Every line of the data must be copied exactly.

--- BEGIN ---

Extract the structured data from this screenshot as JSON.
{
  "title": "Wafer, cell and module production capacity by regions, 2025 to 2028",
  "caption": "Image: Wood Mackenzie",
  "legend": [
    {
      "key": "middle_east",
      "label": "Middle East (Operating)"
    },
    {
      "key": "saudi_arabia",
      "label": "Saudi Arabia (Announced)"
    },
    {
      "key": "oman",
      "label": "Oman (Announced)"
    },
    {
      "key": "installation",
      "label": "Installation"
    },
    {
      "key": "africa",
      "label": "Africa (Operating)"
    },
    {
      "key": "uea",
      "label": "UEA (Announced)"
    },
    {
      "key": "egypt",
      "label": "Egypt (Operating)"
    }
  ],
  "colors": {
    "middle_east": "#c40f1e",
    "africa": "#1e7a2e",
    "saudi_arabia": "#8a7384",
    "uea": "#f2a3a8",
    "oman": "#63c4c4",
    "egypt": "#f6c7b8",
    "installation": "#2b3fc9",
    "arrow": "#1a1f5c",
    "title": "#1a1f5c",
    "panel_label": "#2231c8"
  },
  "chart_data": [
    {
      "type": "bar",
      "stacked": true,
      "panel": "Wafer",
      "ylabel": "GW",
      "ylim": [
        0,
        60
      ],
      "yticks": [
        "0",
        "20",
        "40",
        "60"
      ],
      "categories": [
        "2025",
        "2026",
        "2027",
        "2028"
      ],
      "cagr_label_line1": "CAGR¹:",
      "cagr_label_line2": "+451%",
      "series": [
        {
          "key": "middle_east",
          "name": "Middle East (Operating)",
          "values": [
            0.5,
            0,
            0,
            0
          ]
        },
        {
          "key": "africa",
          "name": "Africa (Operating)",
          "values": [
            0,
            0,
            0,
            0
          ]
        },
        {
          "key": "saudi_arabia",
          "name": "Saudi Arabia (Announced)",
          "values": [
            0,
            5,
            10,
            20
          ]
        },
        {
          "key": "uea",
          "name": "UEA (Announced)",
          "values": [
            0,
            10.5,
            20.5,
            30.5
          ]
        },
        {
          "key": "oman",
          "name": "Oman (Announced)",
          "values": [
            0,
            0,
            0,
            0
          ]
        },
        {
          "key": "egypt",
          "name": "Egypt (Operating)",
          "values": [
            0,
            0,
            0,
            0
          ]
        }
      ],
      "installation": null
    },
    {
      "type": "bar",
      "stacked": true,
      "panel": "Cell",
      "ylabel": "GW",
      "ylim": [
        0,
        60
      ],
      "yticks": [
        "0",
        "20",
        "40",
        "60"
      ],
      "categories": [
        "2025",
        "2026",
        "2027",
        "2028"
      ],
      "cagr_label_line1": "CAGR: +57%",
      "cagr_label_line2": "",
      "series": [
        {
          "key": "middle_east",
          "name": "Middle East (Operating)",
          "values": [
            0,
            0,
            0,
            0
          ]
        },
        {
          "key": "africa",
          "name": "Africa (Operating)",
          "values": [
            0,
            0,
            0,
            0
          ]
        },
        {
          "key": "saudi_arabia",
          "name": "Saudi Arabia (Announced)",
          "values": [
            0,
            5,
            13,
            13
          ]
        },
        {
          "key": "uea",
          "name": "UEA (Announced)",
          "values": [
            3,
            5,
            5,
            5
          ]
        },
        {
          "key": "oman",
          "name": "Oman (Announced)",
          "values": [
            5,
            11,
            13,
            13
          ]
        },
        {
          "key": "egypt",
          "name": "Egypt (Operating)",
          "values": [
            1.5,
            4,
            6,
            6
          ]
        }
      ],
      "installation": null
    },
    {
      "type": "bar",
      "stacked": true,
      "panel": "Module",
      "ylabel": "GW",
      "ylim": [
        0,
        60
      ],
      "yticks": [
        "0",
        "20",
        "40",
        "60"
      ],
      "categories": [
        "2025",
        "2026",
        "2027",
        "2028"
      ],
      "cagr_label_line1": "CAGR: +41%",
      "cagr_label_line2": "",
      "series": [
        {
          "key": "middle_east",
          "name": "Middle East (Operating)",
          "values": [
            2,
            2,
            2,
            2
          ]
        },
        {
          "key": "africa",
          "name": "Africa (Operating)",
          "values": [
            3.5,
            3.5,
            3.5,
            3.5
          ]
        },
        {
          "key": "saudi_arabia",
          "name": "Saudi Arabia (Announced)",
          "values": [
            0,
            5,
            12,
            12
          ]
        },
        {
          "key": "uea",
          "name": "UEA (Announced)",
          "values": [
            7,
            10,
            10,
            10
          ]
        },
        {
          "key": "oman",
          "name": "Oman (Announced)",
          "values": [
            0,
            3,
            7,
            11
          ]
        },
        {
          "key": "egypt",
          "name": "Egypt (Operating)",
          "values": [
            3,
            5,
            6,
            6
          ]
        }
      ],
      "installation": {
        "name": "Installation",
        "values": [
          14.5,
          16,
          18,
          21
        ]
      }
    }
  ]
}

--- END ---

• Response to the task:
Extract the structured data from this screenshot as JSON.
{
  "title": "Wafer, cell and module production capacity by regions, 2025 to 2028",
  "caption": "Image: Wood Mackenzie",
  "legend": [
    {
      "key": "middle_east",
      "label": "Middle East (Operating)"
    },
    {
      "key": "saudi_arabia",
      "label": "Saudi Arabia (Announced)"
    },
    {
      "key": "oman",
      "label": "Oman (Announced)"
    },
    {
      "key": "installation",
      "label": "Installation"
    },
    {
      "key": "africa",
      "label": "Africa (Operating)"
    },
    {
      "key": "uea",
      "label": "UEA (Announced)"
    },
    {
      "key": "egypt",
      "label": "Egypt (Operating)"
    }
  ],
  "colors": {
    "middle_east": "#c40f1e",
    "africa": "#1e7a2e",
    "saudi_arabia": "#8a7384",
    "uea": "#f2a3a8",
    "oman": "#63c4c4",
    "egypt": "#f6c7b8",
    "installation": "#2b3fc9",
    "arrow": "#1a1f5c",
    "title": "#1a1f5c",
    "panel_label": "#2231c8"
  },
  "chart_data": [
    {
      "type": "bar",
      "stacked": true,
      "panel": "Wafer",
      "ylabel": "GW",
      "ylim": [
        0,
        60
      ],
      "yticks": [
        "0",
        "20",
        "40",
        "60"
      ],
      "categories": [
        "2025",
        "2026",
        "2027",
        "2028"
      ],
      "cagr_label_line1": "CAGR¹:",
      "cagr_label_line2": "+451%",
      "series": [
        {
          "key": "middle_east",
          "name": "Middle East (Operating)",
          "values": [
            0.5,
            0,
            0,
            0
          ]
        },
        {
          "key": "africa",
          "name": "Africa (Operating)",
          "values": [
            0,
            0,
            0,
            0
          ]
        },
        {
          "key": "saudi_arabia",
          "name": "Saudi Arabia (Announced)",
          "values": [
            0,
            5,
            10,
            20
          ]
        },
        {
          "key": "uea",
          "name": "UEA (Announced)",
          "values": [
            0,
            10.5,
            20.5,
            30.5
          ]
        },
        {
          "key": "oman",
          "name": "Oman (Announced)",
          "values": [
            0,
            0,
            0,
            0
          ]
        },
        {
          "key": "egypt",
          "name": "Egypt (Operating)",
          "values": [
            0,
            0,
            0,
            0
          ]
        }
      ],
      "installation": null
    },
    {
      "type": "bar",
      "stacked": true,
      "panel": "Cell",
      "ylabel": "GW",
      "ylim": [
        0,
        60
      ],
      "yticks": [
        "0",
        "20",
        "40",
        "60"
      ],
      "categories": [
        "2025",
        "2026",
        "2027",
        "2028"
      ],
      "cagr_label_line1": "CAGR: +57%",
      "cagr_label_line2": "",
      "series": [
        {
          "key": "middle_east",
          "name": "Middle East (Operating)",
          "values": [
            0,
            0,
            0,
            0
          ]
        },
        {
          "key": "africa",
          "name": "Africa (Operating)",
          "values": [
            0,
            0,
            0,
            0
          ]
        },
        {
          "key": "saudi_arabia",
          "name": "Saudi Arabia (Announced)",
          "values": [
            0,
            5,
            13,
            13
          ]
        },
        {
          "key": "uea",
          "name": "UEA (Announced)",
          "values": [
            3,
            5,
            5,
            5
          ]
        },
        {
          "key": "oman",
          "name": "Oman (Announced)",
          "values": [
            5,
            11,
            13,
            13
          ]
        },
        {
          "key": "egypt",
          "name": "Egypt (Operating)",
          "values": [
            1.5,
            4,
            6,
            6
          ]
        }
      ],
      "installation": null
    },
    {
      "type": "bar",
      "stacked": true,
      "panel": "Module",
      "ylabel": "GW",
      "ylim": [
        0,
        60
      ],
      "yticks": [
        "0",
        "20",
        "40",
        "60"
      ],
      "categories": [
        "2025",
        "2026",
        "2027",
        "2028"
      ],
      "cagr_label_line1": "CAGR: +41%",
      "cagr_label_line2": "",
      "series": [
        {
          "key": "middle_east",
          "name": "Middle East (Operating)",
          "values": [
            2,
            2,
            2,
            2
          ]
        },
        {
          "key": "africa",
          "name": "Africa (Operating)",
          "values": [
            3.5,
            3.5,
            3.5,
            3.5
          ]
        },
        {
          "key": "saudi_arabia",
          "name": "Saudi Arabia (Announced)",
          "values": [
            0,
            5,
            12,
            12
          ]
        },
        {
          "key": "uea",
          "name": "UEA (Announced)",
          "values": [
            7,
            10,
            10,
            10
          ]
        },
        {
          "key": "oman",
          "name": "Oman (Announced)",
          "values": [
            0,
            3,
            7,
            11
          ]
        },
        {
          "key": "egypt",
          "name": "Egypt (Operating)",
          "values": [
            3,
            5,
            6,
            6
          ]
        }
      ],
      "installation": {
        "name": "Installation",
        "values": [
          14.5,
          16,
          18,
          21
        ]
      }
    }
  ]
}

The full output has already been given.